PROVIDED RECORDS:
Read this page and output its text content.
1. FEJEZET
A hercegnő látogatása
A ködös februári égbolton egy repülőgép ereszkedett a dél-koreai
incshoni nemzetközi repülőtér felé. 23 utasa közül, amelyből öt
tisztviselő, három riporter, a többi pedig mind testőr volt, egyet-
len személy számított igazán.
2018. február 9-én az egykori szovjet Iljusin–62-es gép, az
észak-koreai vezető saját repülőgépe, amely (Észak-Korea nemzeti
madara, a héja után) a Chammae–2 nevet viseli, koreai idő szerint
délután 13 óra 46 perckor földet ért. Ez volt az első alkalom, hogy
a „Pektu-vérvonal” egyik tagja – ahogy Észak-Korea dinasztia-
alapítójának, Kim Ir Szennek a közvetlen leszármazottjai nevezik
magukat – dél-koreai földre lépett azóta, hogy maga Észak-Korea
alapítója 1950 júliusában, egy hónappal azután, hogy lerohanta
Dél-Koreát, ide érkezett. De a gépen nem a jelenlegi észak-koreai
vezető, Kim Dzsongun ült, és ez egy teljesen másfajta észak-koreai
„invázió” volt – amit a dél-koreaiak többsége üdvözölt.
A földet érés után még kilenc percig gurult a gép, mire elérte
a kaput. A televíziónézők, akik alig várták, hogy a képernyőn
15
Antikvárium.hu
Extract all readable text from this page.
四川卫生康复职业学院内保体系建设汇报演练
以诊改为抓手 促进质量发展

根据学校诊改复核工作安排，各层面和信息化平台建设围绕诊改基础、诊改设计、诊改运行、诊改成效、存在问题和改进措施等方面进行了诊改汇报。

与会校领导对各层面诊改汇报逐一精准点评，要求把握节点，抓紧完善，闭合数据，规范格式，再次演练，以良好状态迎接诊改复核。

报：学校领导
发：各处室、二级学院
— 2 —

PROMPT: Write out every line of the preceding listing that contains "this".

TASK OUTPUT:
Read this page and output its text content.
Extract all readable text from this page.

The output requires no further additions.